━━━ Material to process

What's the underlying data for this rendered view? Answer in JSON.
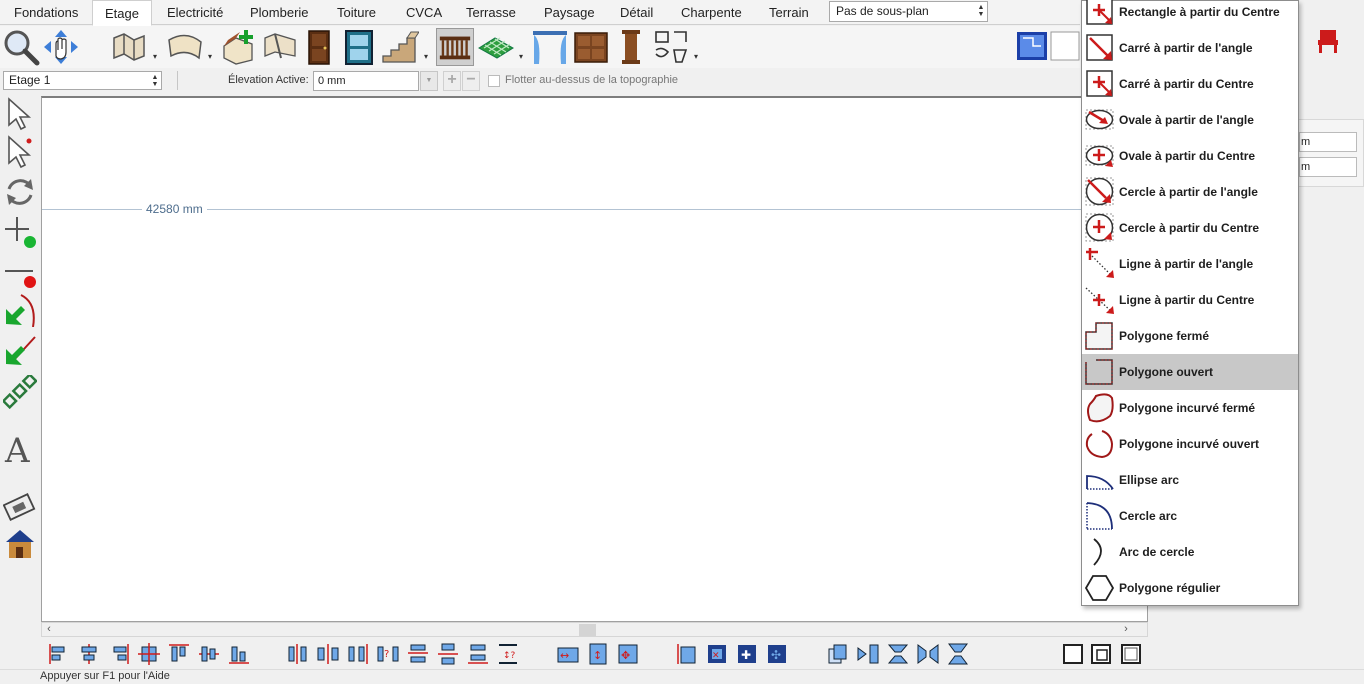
{
  "tabs": [
    {
      "label": "Fondations",
      "active": false
    },
    {
      "label": "Etage",
      "active": true
    },
    {
      "label": "Electricité",
      "active": false
    },
    {
      "label": "Plomberie",
      "active": false
    },
    {
      "label": "Toiture",
      "active": false
    },
    {
      "label": "CVCA",
      "active": false
    },
    {
      "label": "Terrasse",
      "active": false
    },
    {
      "label": "Paysage",
      "active": false
    },
    {
      "label": "Détail",
      "active": false
    },
    {
      "label": "Charpente",
      "active": false
    },
    {
      "label": "Terrain",
      "active": false
    }
  ],
  "subplan": {
    "value": "Pas de sous-plan"
  },
  "options": {
    "floor": "Etage 1",
    "elevation_label": "Élevation Active:",
    "elevation_value": "0 mm",
    "float_label": "Flotter au-dessus de la topographie",
    "float_checked": false
  },
  "canvas": {
    "dimension": "42580 mm"
  },
  "right_fields": [
    {
      "value": "m"
    },
    {
      "value": "m"
    }
  ],
  "status": {
    "text": "Appuyer sur F1 pour l'Aide"
  },
  "menu": {
    "items": [
      {
        "label": "Rectangle à partir du Centre",
        "icon": "rectangle-center-icon"
      },
      {
        "label": "Carré à partir de l'angle",
        "icon": "square-corner-icon"
      },
      {
        "label": "Carré à partir du Centre",
        "icon": "square-center-icon"
      },
      {
        "label": "Ovale à partir de l'angle",
        "icon": "oval-corner-icon"
      },
      {
        "label": "Ovale à partir du Centre",
        "icon": "oval-center-icon"
      },
      {
        "label": "Cercle à partir de l'angle",
        "icon": "circle-corner-icon"
      },
      {
        "label": "Cercle à partir du Centre",
        "icon": "circle-center-icon"
      },
      {
        "label": "Ligne à partir de l'angle",
        "icon": "line-corner-icon"
      },
      {
        "label": "Ligne à partir du Centre",
        "icon": "line-center-icon"
      },
      {
        "label": "Polygone fermé",
        "icon": "closed-polygon-icon"
      },
      {
        "label": "Polygone ouvert",
        "icon": "open-polygon-icon",
        "highlighted": true
      },
      {
        "label": "Polygone incurvé fermé",
        "icon": "closed-curved-polygon-icon"
      },
      {
        "label": "Polygone incurvé ouvert",
        "icon": "open-curved-polygon-icon"
      },
      {
        "label": "Ellipse arc",
        "icon": "ellipse-arc-icon"
      },
      {
        "label": "Cercle arc",
        "icon": "circle-arc-icon"
      },
      {
        "label": "Arc de cercle",
        "icon": "arc-icon"
      },
      {
        "label": "Polygone régulier",
        "icon": "regular-polygon-icon"
      }
    ]
  },
  "colors": {
    "accent_red": "#cc1b1b",
    "accent_blue": "#1e4fbf",
    "dimension_blue": "#4e6d8d",
    "highlight": "#c8c8c8"
  }
}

━━━━━━

- Exercise aim:
Each line above is to be copied verbatim. Drop any image from the copy.

- Exercise result:
What's the underlying data for this rendered view? Answer in JSON.
{
  "tabs": [
    {
      "label": "Fondations",
      "active": false
    },
    {
      "label": "Etage",
      "active": true
    },
    {
      "label": "Electricité",
      "active": false
    },
    {
      "label": "Plomberie",
      "active": false
    },
    {
      "label": "Toiture",
      "active": false
    },
    {
      "label": "CVCA",
      "active": false
    },
    {
      "label": "Terrasse",
      "active": false
    },
    {
      "label": "Paysage",
      "active": false
    },
    {
      "label": "Détail",
      "active": false
    },
    {
      "label": "Charpente",
      "active": false
    },
    {
      "label": "Terrain",
      "active": false
    }
  ],
  "subplan": {
    "value": "Pas de sous-plan"
  },
  "options": {
    "floor": "Etage 1",
    "elevation_label": "Élevation Active:",
    "elevation_value": "0 mm",
    "float_label": "Flotter au-dessus de la topographie",
    "float_checked": false
  },
  "canvas": {
    "dimension": "42580 mm"
  },
  "right_fields": [
    {
      "value": "m"
    },
    {
      "value": "m"
    }
  ],
  "status": {
    "text": "Appuyer sur F1 pour l'Aide"
  },
  "menu": {
    "items": [
      {
        "label": "Rectangle à partir du Centre",
        "icon": "rectangle-center-icon"
      },
      {
        "label": "Carré à partir de l'angle",
        "icon": "square-corner-icon"
      },
      {
        "label": "Carré à partir du Centre",
        "icon": "square-center-icon"
      },
      {
        "label": "Ovale à partir de l'angle",
        "icon": "oval-corner-icon"
      },
      {
        "label": "Ovale à partir du Centre",
        "icon": "oval-center-icon"
      },
      {
        "label": "Cercle à partir de l'angle",
        "icon": "circle-corner-icon"
      },
      {
        "label": "Cercle à partir du Centre",
        "icon": "circle-center-icon"
      },
      {
        "label": "Ligne à partir de l'angle",
        "icon": "line-corner-icon"
      },
      {
        "label": "Ligne à partir du Centre",
        "icon": "line-center-icon"
      },
      {
        "label": "Polygone fermé",
        "icon": "closed-polygon-icon"
      },
      {
        "label": "Polygone ouvert",
        "icon": "open-polygon-icon",
        "highlighted": true
      },
      {
        "label": "Polygone incurvé fermé",
        "icon": "closed-curved-polygon-icon"
      },
      {
        "label": "Polygone incurvé ouvert",
        "icon": "open-curved-polygon-icon"
      },
      {
        "label": "Ellipse arc",
        "icon": "ellipse-arc-icon"
      },
      {
        "label": "Cercle arc",
        "icon": "circle-arc-icon"
      },
      {
        "label": "Arc de cercle",
        "icon": "arc-icon"
      },
      {
        "label": "Polygone régulier",
        "icon": "regular-polygon-icon"
      }
    ]
  },
  "colors": {
    "accent_red": "#cc1b1b",
    "accent_blue": "#1e4fbf",
    "dimension_blue": "#4e6d8d",
    "highlight": "#c8c8c8"
  }
}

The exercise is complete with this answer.